■ AIM: Each line holding the word "automatic" counts once; give the total and nothing more.

■ TASK INPUTS:

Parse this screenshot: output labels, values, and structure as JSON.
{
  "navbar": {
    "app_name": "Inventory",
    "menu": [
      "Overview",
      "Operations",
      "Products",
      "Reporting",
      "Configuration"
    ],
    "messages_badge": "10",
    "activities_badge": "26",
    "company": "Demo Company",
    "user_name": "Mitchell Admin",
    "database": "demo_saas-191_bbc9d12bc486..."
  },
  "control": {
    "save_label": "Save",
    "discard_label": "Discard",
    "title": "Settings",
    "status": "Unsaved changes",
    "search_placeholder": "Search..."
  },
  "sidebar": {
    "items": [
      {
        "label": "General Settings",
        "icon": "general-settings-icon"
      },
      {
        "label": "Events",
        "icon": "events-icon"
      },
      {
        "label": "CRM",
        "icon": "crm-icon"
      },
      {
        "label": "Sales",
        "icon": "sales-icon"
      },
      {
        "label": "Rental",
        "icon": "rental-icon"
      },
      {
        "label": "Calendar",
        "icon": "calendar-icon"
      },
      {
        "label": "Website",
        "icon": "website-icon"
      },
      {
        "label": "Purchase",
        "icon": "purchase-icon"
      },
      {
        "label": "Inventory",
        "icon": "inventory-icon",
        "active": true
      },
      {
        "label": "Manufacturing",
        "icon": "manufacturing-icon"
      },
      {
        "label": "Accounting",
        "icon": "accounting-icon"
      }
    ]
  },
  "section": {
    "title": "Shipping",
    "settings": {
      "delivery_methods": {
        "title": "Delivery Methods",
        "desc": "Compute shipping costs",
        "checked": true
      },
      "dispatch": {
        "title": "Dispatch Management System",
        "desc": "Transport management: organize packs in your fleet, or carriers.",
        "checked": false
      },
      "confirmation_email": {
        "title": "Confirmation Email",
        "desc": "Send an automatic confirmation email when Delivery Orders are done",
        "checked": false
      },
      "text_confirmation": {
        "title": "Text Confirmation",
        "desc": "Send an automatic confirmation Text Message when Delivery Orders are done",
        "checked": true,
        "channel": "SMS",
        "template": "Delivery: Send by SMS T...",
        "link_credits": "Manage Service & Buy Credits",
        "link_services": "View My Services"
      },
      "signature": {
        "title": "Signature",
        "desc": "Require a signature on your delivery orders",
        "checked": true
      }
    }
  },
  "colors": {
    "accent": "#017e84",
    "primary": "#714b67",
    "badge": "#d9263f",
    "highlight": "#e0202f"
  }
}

■ EXERCISE RESPONSE: 2